Dataset entries:
%%
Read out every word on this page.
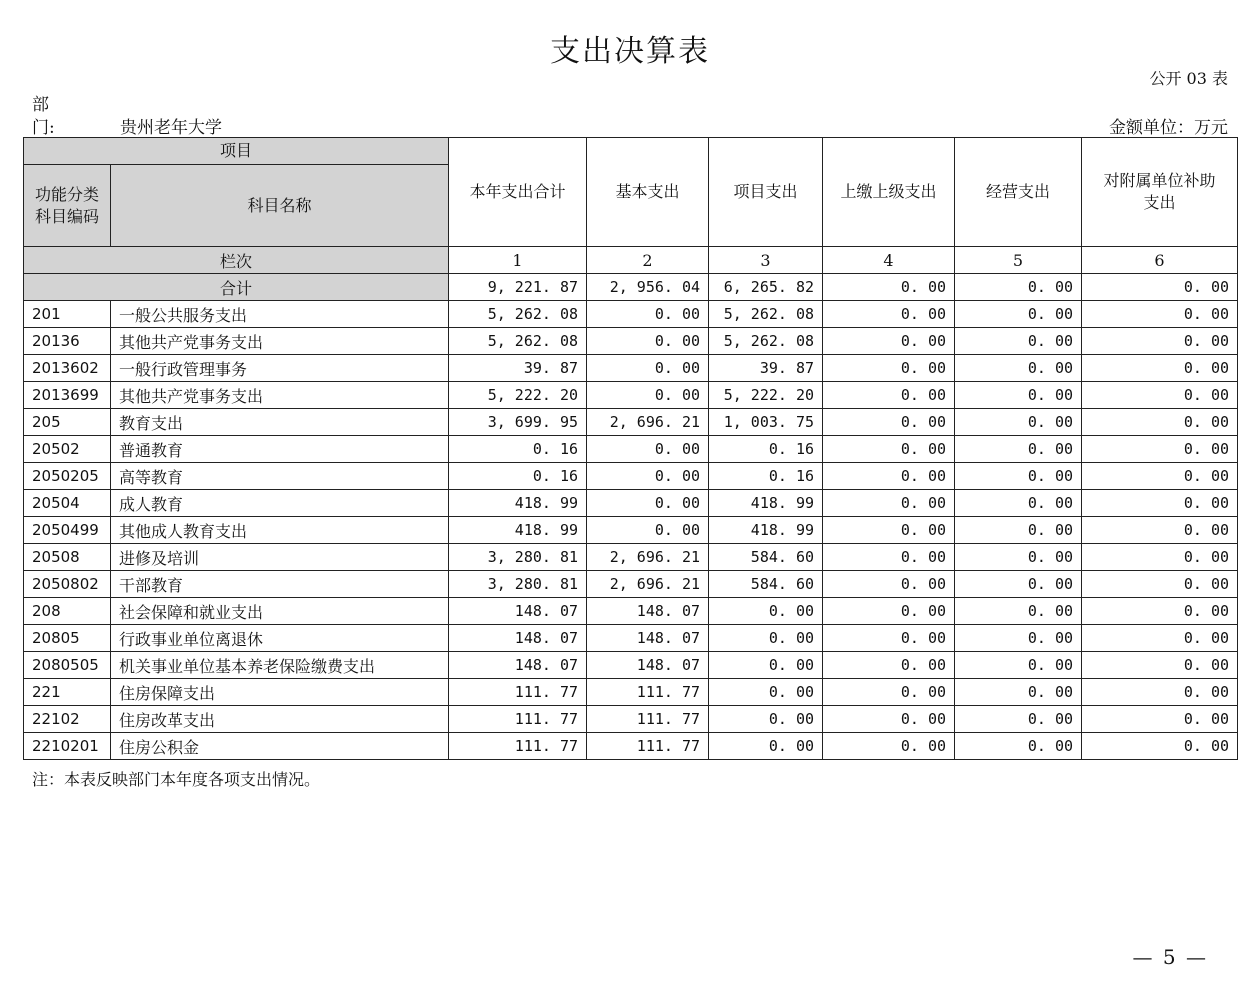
支出决算表
公开 03 表
部
门:	贵州老年大学	金额单位：万元
项目		本年支出合计	基本支出	项目支出	上缴上级支出	经营支出	对附属单位补助支出
功能分类科目编码	科目名称						
栏次		1	2	3	4	5	6
合计		9, 221. 87	2, 956. 04	6, 265. 82	0. 00	0. 00	0. 00
201	一般公共服务支出	5, 262. 08	0. 00	5, 262. 08	0. 00	0. 00	0. 00
20136	其他共产党事务支出	5, 262. 08	0. 00	5, 262. 08	0. 00	0. 00	0. 00
2013602	一般行政管理事务	39. 87	0. 00	39. 87	0. 00	0. 00	0. 00
2013699	其他共产党事务支出	5, 222. 20	0. 00	5, 222. 20	0. 00	0. 00	0. 00
205	教育支出	3, 699. 95	2, 696. 21	1, 003. 75	0. 00	0. 00	0. 00
20502	普通教育	0. 16	0. 00	0. 16	0. 00	0. 00	0. 00
2050205	高等教育	0. 16	0. 00	0. 16	0. 00	0. 00	0. 00
20504	成人教育	418. 99	0. 00	418. 99	0. 00	0. 00	0. 00
2050499	其他成人教育支出	418. 99	0. 00	418. 99	0. 00	0. 00	0. 00
20508	进修及培训	3, 280. 81	2, 696. 21	584. 60	0. 00	0. 00	0. 00
2050802	干部教育	3, 280. 81	2, 696. 21	584. 60	0. 00	0. 00	0. 00
208	社会保障和就业支出	148. 07	148. 07	0. 00	0. 00	0. 00	0. 00
20805	行政事业单位离退休	148. 07	148. 07	0. 00	0. 00	0. 00	0. 00
2080505	机关事业单位基本养老保险缴费支出	148. 07	148. 07	0. 00	0. 00	0. 00	0. 00
221	住房保障支出	111. 77	111. 77	0. 00	0. 00	0. 00	0. 00
22102	住房改革支出	111. 77	111. 77	0. 00	0. 00	0. 00	0. 00
2210201	住房公积金	111. 77	111. 77	0. 00	0. 00	0. 00	0. 00
注：本表反映部门本年度各项支出情况。
— 5 —
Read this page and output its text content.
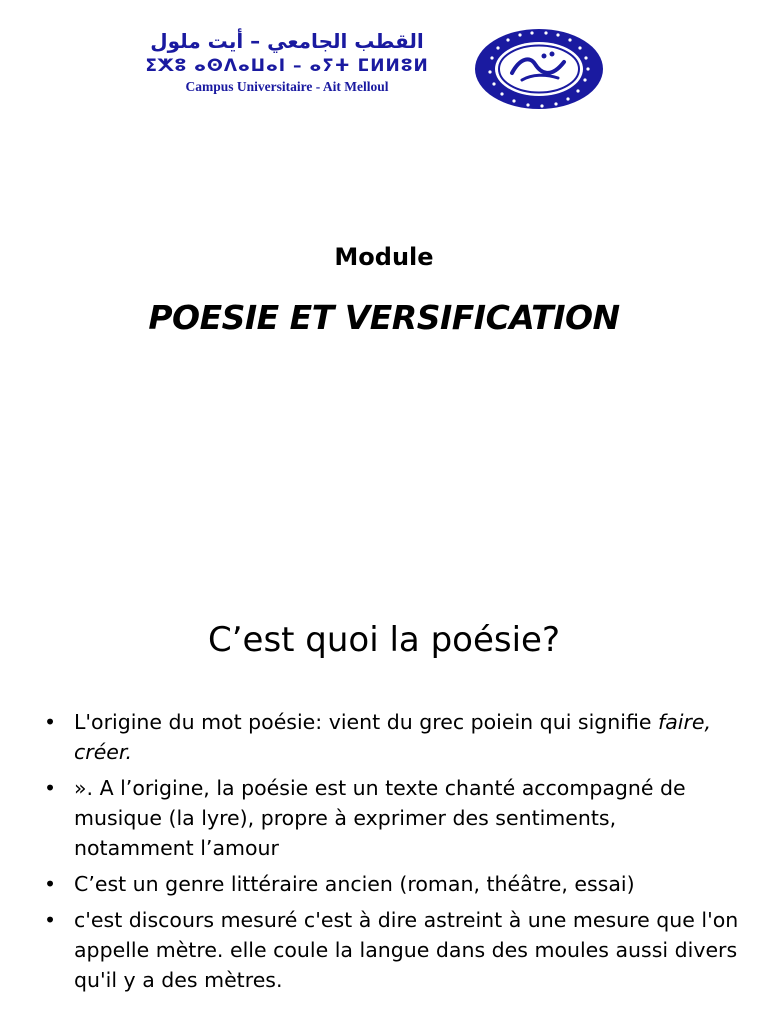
القطب الجامعي – أيت ملول
ⵉⵅⵓ ⴰⵙⴷⴰⵡⴰⵏ – ⴰⵢⵜ ⵎⵍⵍⵓⵍ
Campus Universitaire - Ait Melloul
Module
POESIE ET VERSIFICATION
C’est quoi la poésie?
• L'origine du mot poésie: vient du grec poiein qui signifie faire, créer.
• ». A l’origine, la poésie est un texte chanté accompagné de musique (la lyre), propre à exprimer des sentiments, notamment l’amour
• C’est un genre littéraire ancien (roman, théâtre, essai)
• c'est discours mesuré c'est à dire astreint à une mesure que l'on appelle mètre. elle coule la langue dans des moules aussi divers qu'il y a des mètres.
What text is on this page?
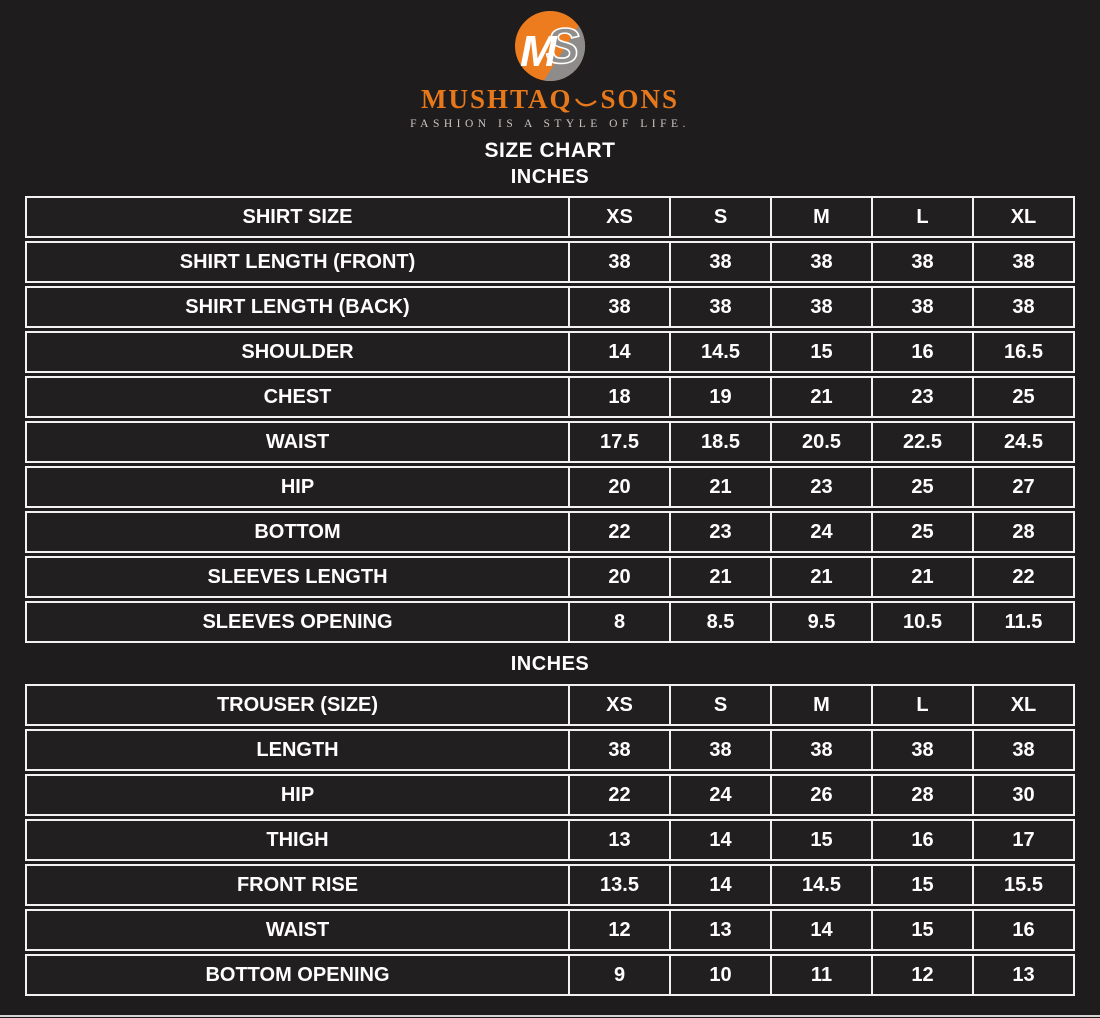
S
M
MUSHTAQ SONS
FASHION IS A STYLE OF LIFE.
SIZE CHART
INCHES
SHIRT SIZE	XS	S	M	L	XL
SHIRT LENGTH (FRONT)	38	38	38	38	38
SHIRT LENGTH (BACK)	38	38	38	38	38
SHOULDER	14	14.5	15	16	16.5
CHEST	18	19	21	23	25
WAIST	17.5	18.5	20.5	22.5	24.5
HIP	20	21	23	25	27
BOTTOM	22	23	24	25	28
SLEEVES LENGTH	20	21	21	21	22
SLEEVES OPENING	8	8.5	9.5	10.5	11.5
INCHES
TROUSER (SIZE)	XS	S	M	L	XL
LENGTH	38	38	38	38	38
HIP	22	24	26	28	30
THIGH	13	14	15	16	17
FRONT RISE	13.5	14	14.5	15	15.5
WAIST	12	13	14	15	16
BOTTOM OPENING	9	10	11	12	13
%%
(Problem description): Track down every line with the word "其他共产党事务支出" and copy it.

(Response to this task):
20136	其他共产党事务支出	5, 262. 08	0. 00	5, 262. 08	0. 00	0. 00	0. 00
2013699	其他共产党事务支出	5, 222. 20	0. 00	5, 222. 20	0. 00	0. 00	0. 00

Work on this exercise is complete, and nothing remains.